─── DATA FOR THE TASK ───
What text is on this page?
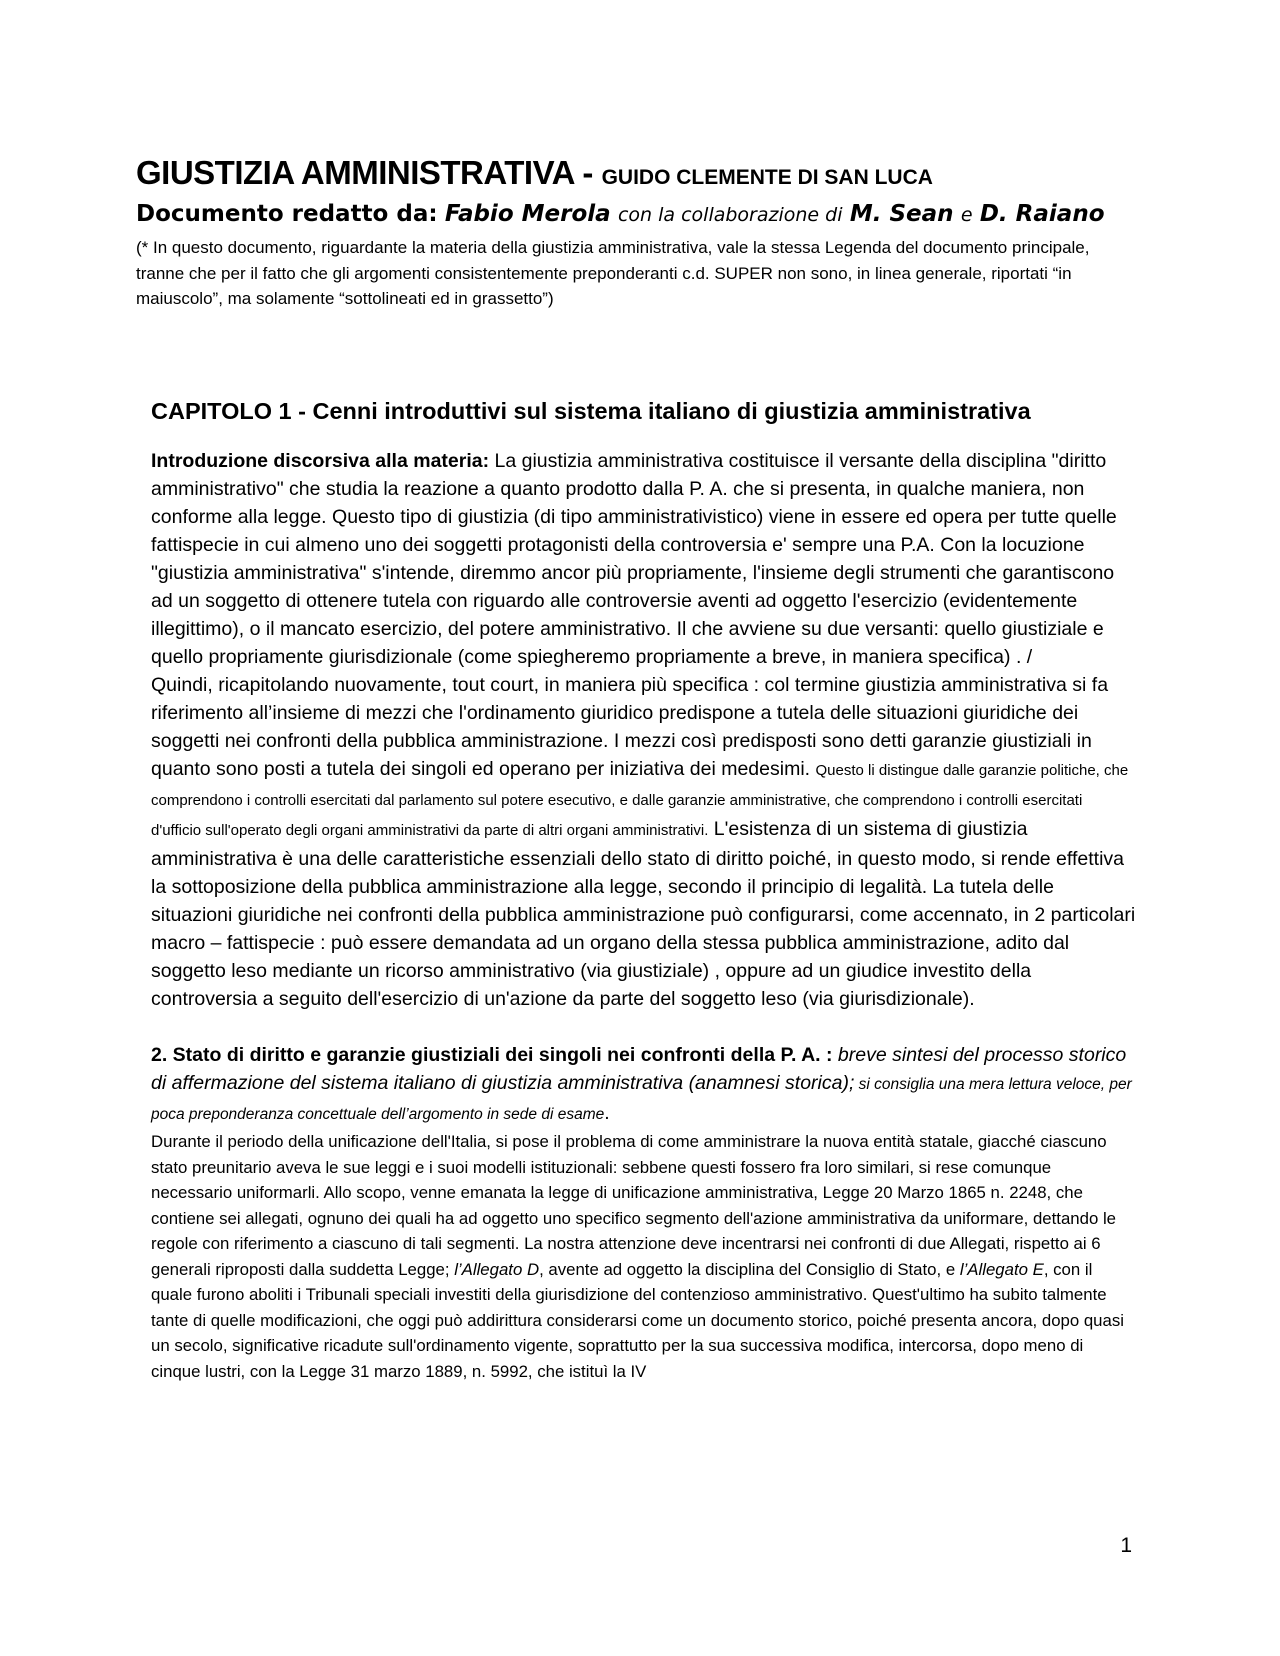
GIUSTIZIA AMMINISTRATIVA - GUIDO CLEMENTE DI SAN LUCA
Documento redatto da: Fabio Merola con la collaborazione di M. Sean e D. Raiano
(* In questo documento, riguardante la materia della giustizia amministrativa, vale la stessa Legenda del documento principale, tranne che per il fatto che gli argomenti consistentemente preponderanti c.d. SUPER non sono, in linea generale, riportati “in maiuscolo”, ma solamente “sottolineati ed in grassetto”)
CAPITOLO 1 - Cenni introduttivi sul sistema italiano di giustizia amministrativa

Introduzione discorsiva alla materia: La giustizia amministrativa costituisce il versante della disciplina "diritto amministrativo" che studia la reazione a quanto prodotto dalla P. A. che si presenta, in qualche maniera, non conforme alla legge. Questo tipo di giustizia (di tipo amministrativistico) viene in essere ed opera per tutte quelle fattispecie in cui almeno uno dei soggetti protagonisti della controversia e' sempre una P.A. Con la locuzione "giustizia amministrativa" s'intende, diremmo ancor più propriamente, l'insieme degli strumenti che garantiscono ad un soggetto di ottenere tutela con riguardo alle controversie aventi ad oggetto l'esercizio (evidentemente illegittimo), o il mancato esercizio, del potere amministrativo. Il che avviene su due versanti: quello giustiziale e quello propriamente giurisdizionale (come spiegheremo propriamente a breve, in maniera specifica) . /

Quindi, ricapitolando nuovamente, tout court, in maniera più specifica : col termine giustizia amministrativa si fa riferimento all’insieme di mezzi che l'ordinamento giuridico predispone a tutela delle situazioni giuridiche dei soggetti nei confronti della pubblica amministrazione. I mezzi così predisposti sono detti garanzie giustiziali in quanto sono posti a tutela dei singoli ed operano per iniziativa dei medesimi. Questo li distingue dalle garanzie politiche, che comprendono i controlli esercitati dal parlamento sul potere esecutivo, e dalle garanzie amministrative, che comprendono i controlli esercitati d'ufficio sull'operato degli organi amministrativi da parte di altri organi amministrativi. L'esistenza di un sistema di giustizia amministrativa è una delle caratteristiche essenziali dello stato di diritto poiché, in questo modo, si rende effettiva la sottoposizione della pubblica amministrazione alla legge, secondo il principio di legalità. La tutela delle situazioni giuridiche nei confronti della pubblica amministrazione può configurarsi, come accennato, in 2 particolari macro – fattispecie : può essere demandata ad un organo della stessa pubblica amministrazione, adito dal soggetto leso mediante un ricorso amministrativo (via giustiziale) , oppure ad un giudice investito della controversia a seguito dell'esercizio di un'azione da parte del soggetto leso (via giurisdizionale).

2. Stato di diritto e garanzie giustiziali dei singoli nei confronti della P. A. : breve sintesi del processo storico di affermazione del sistema italiano di giustizia amministrativa (anamnesi storica); si consiglia una mera lettura veloce, per poca preponderanza concettuale dell’argomento in sede di esame.

Durante il periodo della unificazione dell'Italia, si pose il problema di come amministrare la nuova entità statale, giacché ciascuno stato preunitario aveva le sue leggi e i suoi modelli istituzionali: sebbene questi fossero fra loro similari, si rese comunque necessario uniformarli. Allo scopo, venne emanata la legge di unificazione amministrativa, Legge 20 Marzo 1865 n. 2248, che contiene sei allegati, ognuno dei quali ha ad oggetto uno specifico segmento dell'azione amministrativa da uniformare, dettando le regole con riferimento a ciascuno di tali segmenti. La nostra attenzione deve incentrarsi nei confronti di due Allegati, rispetto ai 6 generali riproposti dalla suddetta Legge; l’Allegato D, avente ad oggetto la disciplina del Consiglio di Stato, e l’Allegato E, con il quale furono aboliti i Tribunali speciali investiti della giurisdizione del contenzioso amministrativo. Quest'ultimo ha subito talmente tante di quelle modificazioni, che oggi può addirittura considerarsi come un documento storico, poiché presenta ancora, dopo quasi un secolo, significative ricadute sull'ordinamento vigente, soprattutto per la sua successiva modifica, intercorsa, dopo meno di cinque lustri, con la Legge 31 marzo 1889, n. 5992, che istituì la IV

1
───
◆ TASK INSTRUCTIONS ◆
Count the lines that hold the string "italiano" and state that number alone.

◆ IN RESPONSE ◆
2